Source material:
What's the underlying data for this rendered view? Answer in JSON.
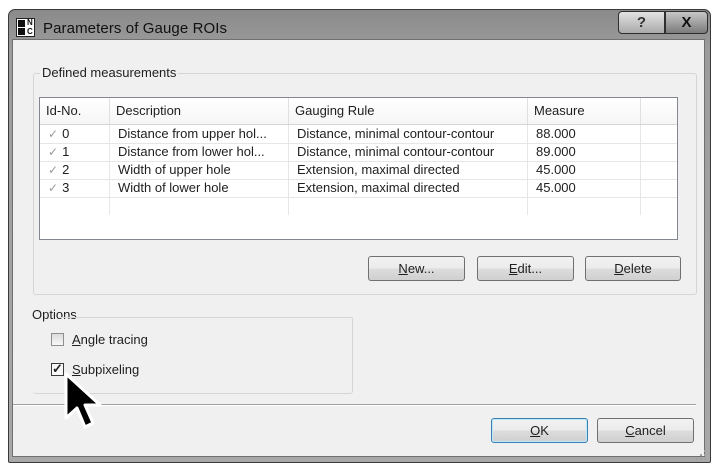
{
  "window": {
    "title": "Parameters of Gauge ROIs",
    "icon_letters": [
      "N",
      "C"
    ],
    "help_label": "?",
    "close_label": "X"
  },
  "measurements": {
    "caption": "Defined measurements",
    "columns": [
      "Id-No.",
      "Description",
      "Gauging Rule",
      "Measure"
    ],
    "rows": [
      {
        "check": "✓",
        "id": "0",
        "description": "Distance from upper hol...",
        "rule": "Distance, minimal contour-contour",
        "measure": "88.000"
      },
      {
        "check": "✓",
        "id": "1",
        "description": "Distance from lower hol...",
        "rule": "Distance, minimal contour-contour",
        "measure": "89.000"
      },
      {
        "check": "✓",
        "id": "2",
        "description": "Width of upper hole",
        "rule": "Extension, maximal directed",
        "measure": "45.000"
      },
      {
        "check": "✓",
        "id": "3",
        "description": "Width of lower hole",
        "rule": "Extension, maximal directed",
        "measure": "45.000"
      }
    ],
    "new_button": {
      "mnemonic": "N",
      "rest": "ew..."
    },
    "edit_button": {
      "mnemonic": "E",
      "rest": "dit..."
    },
    "delete_button": {
      "mnemonic": "D",
      "rest": "elete"
    }
  },
  "options": {
    "caption": "Options",
    "angle_tracing": {
      "mnemonic": "A",
      "rest": "ngle tracing",
      "checked": false
    },
    "subpixeling": {
      "mnemonic": "S",
      "rest": "ubpixeling",
      "checked": true,
      "check_mark": "✓"
    }
  },
  "footer": {
    "ok_button": {
      "mnemonic": "O",
      "rest": "K"
    },
    "cancel_button": {
      "mnemonic": "C",
      "rest": "ancel"
    }
  }
}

Exercise description: In this exercise, set down all of the data exactly, without the pictures.

Output for this task:
What's the underlying data for this rendered view? Answer in JSON.
{
  "window": {
    "title": "Parameters of Gauge ROIs",
    "icon_letters": [
      "N",
      "C"
    ],
    "help_label": "?",
    "close_label": "X"
  },
  "measurements": {
    "caption": "Defined measurements",
    "columns": [
      "Id-No.",
      "Description",
      "Gauging Rule",
      "Measure"
    ],
    "rows": [
      {
        "check": "✓",
        "id": "0",
        "description": "Distance from upper hol...",
        "rule": "Distance, minimal contour-contour",
        "measure": "88.000"
      },
      {
        "check": "✓",
        "id": "1",
        "description": "Distance from lower hol...",
        "rule": "Distance, minimal contour-contour",
        "measure": "89.000"
      },
      {
        "check": "✓",
        "id": "2",
        "description": "Width of upper hole",
        "rule": "Extension, maximal directed",
        "measure": "45.000"
      },
      {
        "check": "✓",
        "id": "3",
        "description": "Width of lower hole",
        "rule": "Extension, maximal directed",
        "measure": "45.000"
      }
    ],
    "new_button": {
      "mnemonic": "N",
      "rest": "ew..."
    },
    "edit_button": {
      "mnemonic": "E",
      "rest": "dit..."
    },
    "delete_button": {
      "mnemonic": "D",
      "rest": "elete"
    }
  },
  "options": {
    "caption": "Options",
    "angle_tracing": {
      "mnemonic": "A",
      "rest": "ngle tracing",
      "checked": false
    },
    "subpixeling": {
      "mnemonic": "S",
      "rest": "ubpixeling",
      "checked": true,
      "check_mark": "✓"
    }
  },
  "footer": {
    "ok_button": {
      "mnemonic": "O",
      "rest": "K"
    },
    "cancel_button": {
      "mnemonic": "C",
      "rest": "ancel"
    }
  }
}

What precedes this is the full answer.